• 本文:
((
電子機器組立て

指導先:有限会社二色電子(三重県)

ものづくりマイスター:小澤二二雄さん

有限会社二色電子

小ロット多品種、短納期で電子機器の製造業を営む企業で、システム機器などに関するプリント基板を製造しています。「品質第一、わたしたちの心です」を経営理念として掲げており、現場での徹底した品質管理とその「ものづくり」によって、製品の不具合発生件数の低さを実現しています。

実技指導を依頼した背景

社員の技能の対応力・「現場力」を高め、取引先の期待に応えたい

弊社では理念として品質を重要視している他に、行動指針として“現場力を高めること”を定めています。現場力を高めるためには社員同士がお互いに思いやりを持ち、助け合うことや報連相の徹底などの基本的なことが含まれることはもちろん、各社員の技能への対応力向上が不可欠です。弊社では小ロット多品種、短納期での製造を行っていることもあり、新たな製品に取り組む際は、初めての技能を用いて製造する場面も少なくありません。取引先企業様の期待に応えるためには、社員たちが担当している製造ラインに固執せず、電子機器の組立て作業全体にチャレンジしてもらう必要がありました。

実技指導を受けたことによる効果

短いスパンでの納期の実現や難しい技能を使った製造にも対応できる実力がついた

弊社代表の親族がものづくりマイスターの講義を受けた際の話を聞いたのをきっかけに、マイスターへの実技指導を依頼しました。これまでは部品の配置や図面を読み取る技量など様々な不安がありましたが、受講した社員それぞれの成長に合わせた実技指導を小澤マイスターが行ってくださったことにより、これまでと比べ一人ひとりの社員が対応できる業務範囲が広がったように感じています。また技能習得を通じて自信を得た社員も多く、現場ではこれまでとは異なる作業に取り組もうとしている姿を目にするようになりました。社員が成長するにつれ、会社全体で仕事の幅も広がり、これまでよりも短いスパンでの納期の実現や、難しい技能を使った製造にも対応できる実力がついたように感じています。

有限会社二色電子
代表取締役社長

中谷 なかたに 恭平 きょうへい さん

有限会社二色電子
製造課·製造技術 課長

村田 むらた 好信 よしのぶ さん

徹底した基礎と品質へのこだわりが
受講者の新たなチャレンジを生み出す

高い精度と品質を生み出す、基礎を重視した指導

今回のプログラムでは、社員の皆さんが担当している製造ライン以外の業務にも対応できるようになることが1つの目的だと伺っています。その実現のために、どのような指導を行いましたか。また、山添さんは受講をしていかがでしたか。
))
• 作業用の資料:
((
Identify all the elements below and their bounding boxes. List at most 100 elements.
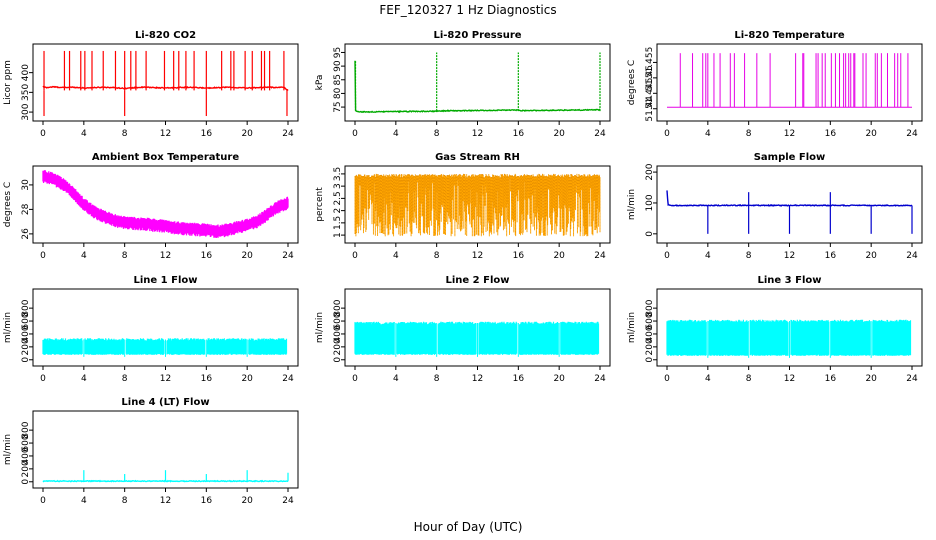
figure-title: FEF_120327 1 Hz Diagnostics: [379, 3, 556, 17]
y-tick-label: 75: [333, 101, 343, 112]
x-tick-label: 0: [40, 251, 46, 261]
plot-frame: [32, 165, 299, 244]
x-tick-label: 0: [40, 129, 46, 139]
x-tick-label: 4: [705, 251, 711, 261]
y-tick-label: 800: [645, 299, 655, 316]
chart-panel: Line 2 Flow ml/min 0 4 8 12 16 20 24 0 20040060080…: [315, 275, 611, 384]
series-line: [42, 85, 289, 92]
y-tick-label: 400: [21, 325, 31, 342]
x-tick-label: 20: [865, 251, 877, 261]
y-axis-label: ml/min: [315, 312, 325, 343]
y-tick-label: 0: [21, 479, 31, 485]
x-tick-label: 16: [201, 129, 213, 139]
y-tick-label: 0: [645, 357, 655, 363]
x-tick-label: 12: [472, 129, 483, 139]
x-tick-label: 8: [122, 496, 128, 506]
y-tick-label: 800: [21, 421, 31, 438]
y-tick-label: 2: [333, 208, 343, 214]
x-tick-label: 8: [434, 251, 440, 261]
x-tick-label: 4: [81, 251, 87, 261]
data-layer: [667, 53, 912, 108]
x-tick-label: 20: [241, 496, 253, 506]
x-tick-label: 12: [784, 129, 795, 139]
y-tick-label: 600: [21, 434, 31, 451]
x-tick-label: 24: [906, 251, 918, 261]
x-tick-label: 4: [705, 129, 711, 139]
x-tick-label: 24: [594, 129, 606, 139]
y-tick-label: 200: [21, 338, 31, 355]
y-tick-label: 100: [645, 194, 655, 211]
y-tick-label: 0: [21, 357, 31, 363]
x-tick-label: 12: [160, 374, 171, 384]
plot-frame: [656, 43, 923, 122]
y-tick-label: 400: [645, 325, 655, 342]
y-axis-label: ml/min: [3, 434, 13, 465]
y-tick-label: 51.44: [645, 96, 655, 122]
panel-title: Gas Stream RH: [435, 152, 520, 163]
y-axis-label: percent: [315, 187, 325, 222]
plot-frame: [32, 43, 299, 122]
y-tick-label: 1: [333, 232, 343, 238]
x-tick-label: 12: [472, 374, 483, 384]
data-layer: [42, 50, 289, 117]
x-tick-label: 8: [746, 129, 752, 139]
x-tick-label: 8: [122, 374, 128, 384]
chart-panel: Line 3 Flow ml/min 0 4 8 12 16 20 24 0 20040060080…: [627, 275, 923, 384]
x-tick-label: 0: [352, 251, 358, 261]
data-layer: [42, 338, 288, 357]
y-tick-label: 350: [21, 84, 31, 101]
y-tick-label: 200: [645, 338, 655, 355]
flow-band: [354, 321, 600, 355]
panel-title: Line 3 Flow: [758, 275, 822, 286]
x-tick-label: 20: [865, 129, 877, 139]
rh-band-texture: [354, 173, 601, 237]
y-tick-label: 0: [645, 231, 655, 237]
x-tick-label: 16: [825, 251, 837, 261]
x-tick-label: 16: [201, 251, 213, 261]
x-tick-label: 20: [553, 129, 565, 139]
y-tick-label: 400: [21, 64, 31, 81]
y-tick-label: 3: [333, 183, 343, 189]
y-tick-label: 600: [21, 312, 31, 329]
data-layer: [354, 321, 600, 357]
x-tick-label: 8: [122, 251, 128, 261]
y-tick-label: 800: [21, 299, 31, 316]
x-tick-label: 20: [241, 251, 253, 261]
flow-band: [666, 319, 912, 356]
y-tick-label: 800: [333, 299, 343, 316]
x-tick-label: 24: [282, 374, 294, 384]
))
• 実施する作業:
**A)** 本文のうち、「ものづくりマイスター:小澤二二雄さん」で始まり「してもらう必要がありました。」までの部分を、一字も変えずに書き写してください。
**B)** 記録のうち、「figure-title: FEF_120327 1」を含む行から「y-tick-label: 350: [21, 84, 31, 101]」を含む行までを、両端の行も含め、空行を除いた番号付きリストとして出力してください。
ここに示した記録は、本文の内容とは関係がありません。

• 作業ごとの結果:
**A)**
ものづくりマイスター:小澤二二雄さん

有限会社二色電子

小ロット多品種、短納期で電子機器の製造業を営む企業で、システム機器などに関するプリント基板を製造しています。「品質第一、わたしたちの心です」を経営理念として掲げており、現場での徹底した品質管理とその「ものづくり」によって、製品の不具合発生件数の低さを実現しています。

実技指導を依頼した背景

社員の技能の対応力・「現場力」を高め、取引先の期待に応えたい

弊社では理念として品質を重要視している他に、行動指針として“現場力を高めること”を定めています。現場力を高めるためには社員同士がお互いに思いやりを持ち、助け合うことや報連相の徹底などの基本的なことが含まれることはもちろん、各社員の技能への対応力向上が不可欠です。弊社では小ロット多品種、短納期での製造を行っていることもあり、新たな製品に取り組む際は、初めての技能を用いて製造する場面も少なくありません。取引先企業様の期待に応えるためには、社員たちが担当している製造ラインに固執せず、電子機器の組立て作業全体にチャレンジしてもらう必要がありました。

**B)**
1. figure-title: FEF_120327 1 Hz Diagnostics: [379, 3, 556, 17]
2. y-tick-label: 75: [333, 101, 343, 112]
3. x-tick-label: 0: [40, 251, 46, 261]
4. plot-frame: [32, 165, 299, 244]
5. x-tick-label: 0: [40, 129, 46, 139]
6. x-tick-label: 4: [705, 251, 711, 261]
7. y-tick-label: 800: [645, 299, 655, 316]
8. chart-panel: Line 2 Flow ml/min 0 4 8 12 16 20 24 0 20040060080…: [315, 275, 611, 384]
9. series-line: [42, 85, 289, 92]
10. y-tick-label: 400: [21, 325, 31, 342]
11. x-tick-label: 20: [865, 251, 877, 261]
12. y-axis-label: ml/min: [315, 312, 325, 343]
13. y-tick-label: 0: [21, 479, 31, 485]
14. x-tick-label: 16: [201, 129, 213, 139]
15. y-tick-label: 0: [645, 357, 655, 363]
16. x-tick-label: 12: [472, 129, 483, 139]
17. x-tick-label: 8: [122, 496, 128, 506]
18. y-tick-label: 800: [21, 421, 31, 438]
19. y-tick-label: 2: [333, 208, 343, 214]
20. x-tick-label: 8: [434, 251, 440, 261]
21. x-tick-label: 4: [81, 251, 87, 261]
22. data-layer: [667, 53, 912, 108]
23. x-tick-label: 20: [241, 496, 253, 506]
24. x-tick-label: 12: [784, 129, 795, 139]
25. y-tick-label: 600: [21, 434, 31, 451]
26. x-tick-label: 24: [906, 251, 918, 261]
27. x-tick-label: 4: [705, 129, 711, 139]
28. x-tick-label: 24: [594, 129, 606, 139]
29. y-tick-label: 200: [21, 338, 31, 355]
30. y-tick-label: 100: [645, 194, 655, 211]
31. y-tick-label: 0: [21, 357, 31, 363]
32. x-tick-label: 12: [160, 374, 171, 384]
33. plot-frame: [656, 43, 923, 122]
34. y-tick-label: 400: [645, 325, 655, 342]
35. y-axis-label: ml/min: [3, 434, 13, 465]
36. y-tick-label: 51.44: [645, 96, 655, 122]
37. panel-title: Gas Stream RH: [435, 152, 520, 163]
38. y-axis-label: percent: [315, 187, 325, 222]
39. plot-frame: [32, 43, 299, 122]
40. y-tick-label: 1: [333, 232, 343, 238]
41. x-tick-label: 12: [472, 374, 483, 384]
42. data-layer: [42, 50, 289, 117]
43. x-tick-label: 8: [746, 129, 752, 139]
44. x-tick-label: 8: [122, 374, 128, 384]
45. chart-panel: Line 3 Flow ml/min 0 4 8 12 16 20 24 0 20040060080…: [627, 275, 923, 384]
46. x-tick-label: 0: [352, 251, 358, 261]
47. data-layer: [42, 338, 288, 357]
48. y-tick-label: 350: [21, 84, 31, 101]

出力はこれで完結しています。